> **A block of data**
'''
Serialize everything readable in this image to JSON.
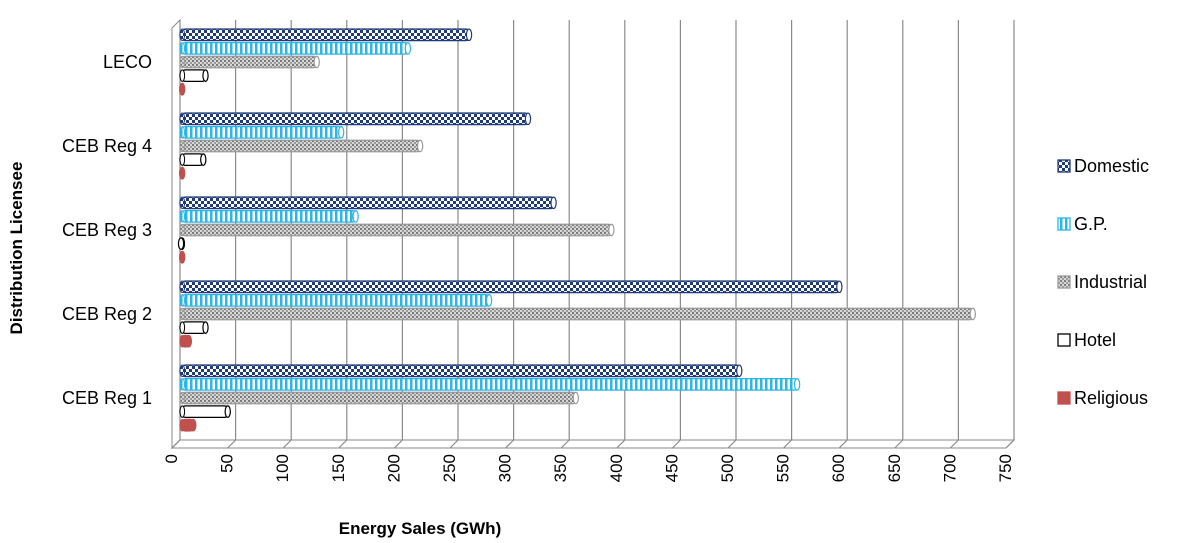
{
  "chart_data": {
    "type": "bar",
    "orientation": "horizontal",
    "title": "",
    "xlabel": "Energy Sales (GWh)",
    "ylabel": "Distribution Licensee",
    "xlim": [
      0,
      750
    ],
    "x_ticks": [
      0,
      50,
      100,
      150,
      200,
      250,
      300,
      350,
      400,
      450,
      500,
      550,
      600,
      650,
      700,
      750
    ],
    "grid": "vertical",
    "legend_position": "right",
    "categories": [
      "CEB Reg 1",
      "CEB Reg 2",
      "CEB Reg 3",
      "CEB Reg 4",
      "LECO"
    ],
    "series": [
      {
        "name": "Domestic",
        "color": "#1f3a78",
        "pattern": "checker",
        "values": [
          505,
          595,
          338,
          315,
          262
        ]
      },
      {
        "name": "G.P.",
        "color": "#29b6e8",
        "pattern": "vertical-stripes",
        "values": [
          557,
          280,
          160,
          147,
          207
        ]
      },
      {
        "name": "Industrial",
        "color": "#9a9a9a",
        "pattern": "dots",
        "values": [
          358,
          715,
          390,
          218,
          125
        ]
      },
      {
        "name": "Hotel",
        "color": "#000000",
        "pattern": "outline",
        "values": [
          45,
          25,
          3,
          23,
          25
        ]
      },
      {
        "name": "Religious",
        "color": "#c0504d",
        "pattern": "solid",
        "values": [
          14,
          10,
          4,
          4,
          4
        ]
      }
    ]
  }
}
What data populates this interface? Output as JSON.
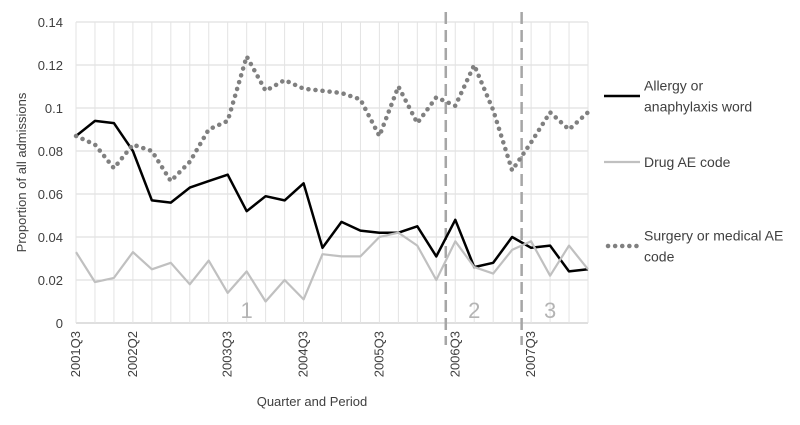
{
  "chart_data": {
    "type": "line",
    "xlabel": "Quarter and Period",
    "ylabel": "Proportion of all admissions",
    "ylim": [
      0,
      0.14
    ],
    "y_ticks": [
      "0",
      "0.02",
      "0.04",
      "0.06",
      "0.08",
      "0.1",
      "0.12",
      "0.14"
    ],
    "grid": true,
    "legend_position": "right",
    "categories": [
      "2001Q3",
      "2001Q4",
      "2002Q1",
      "2002Q2",
      "2002Q3",
      "2002Q4",
      "2003Q1",
      "2003Q2",
      "2003Q3",
      "2003Q4",
      "2004Q1",
      "2004Q2",
      "2004Q3",
      "2004Q4",
      "2005Q1",
      "2005Q2",
      "2005Q3",
      "2005Q4",
      "2006Q1",
      "2006Q2",
      "2006Q3",
      "2006Q4",
      "2007Q1",
      "2007Q2",
      "2007Q3",
      "2007Q4",
      "2008Q1",
      "2008Q2"
    ],
    "x_tick_labels": [
      "2001Q3",
      "2002Q2",
      "2003Q3",
      "2004Q3",
      "2005Q3",
      "2006Q3",
      "2007Q3"
    ],
    "series": [
      {
        "name": "Allergy or anaphylaxis word",
        "color": "#000000",
        "style": "solid",
        "values": [
          0.087,
          0.094,
          0.093,
          0.08,
          0.057,
          0.056,
          0.063,
          0.066,
          0.069,
          0.052,
          0.059,
          0.057,
          0.065,
          0.035,
          0.047,
          0.043,
          0.042,
          0.042,
          0.045,
          0.031,
          0.048,
          0.026,
          0.028,
          0.04,
          0.035,
          0.036,
          0.024,
          0.025
        ]
      },
      {
        "name": "Drug AE code",
        "color": "#c0c0c0",
        "style": "solid",
        "values": [
          0.033,
          0.019,
          0.021,
          0.033,
          0.025,
          0.028,
          0.018,
          0.029,
          0.014,
          0.024,
          0.01,
          0.02,
          0.011,
          0.032,
          0.031,
          0.031,
          0.04,
          0.042,
          0.036,
          0.02,
          0.038,
          0.026,
          0.023,
          0.034,
          0.038,
          0.022,
          0.036,
          0.025
        ]
      },
      {
        "name": "Surgery or medical AE code",
        "color": "#808080",
        "style": "dotted",
        "values": [
          0.087,
          0.083,
          0.072,
          0.083,
          0.08,
          0.066,
          0.075,
          0.09,
          0.094,
          0.124,
          0.108,
          0.113,
          0.109,
          0.108,
          0.107,
          0.104,
          0.087,
          0.11,
          0.093,
          0.105,
          0.101,
          0.12,
          0.099,
          0.071,
          0.084,
          0.098,
          0.09,
          0.098
        ]
      }
    ],
    "period_dividers_after_category": [
      "2006Q2",
      "2007Q2"
    ],
    "period_labels": [
      {
        "label": "1",
        "category": "2003Q4"
      },
      {
        "label": "2",
        "category": "2006Q4"
      },
      {
        "label": "3",
        "category": "2007Q4"
      }
    ]
  }
}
'''
> **Set exercise**
Look through the listing above. Pick out each line with "JSON" and copy it.

> **Correct answer**
Serialize everything readable in this image to JSON.
What data populates this interface? Output as JSON.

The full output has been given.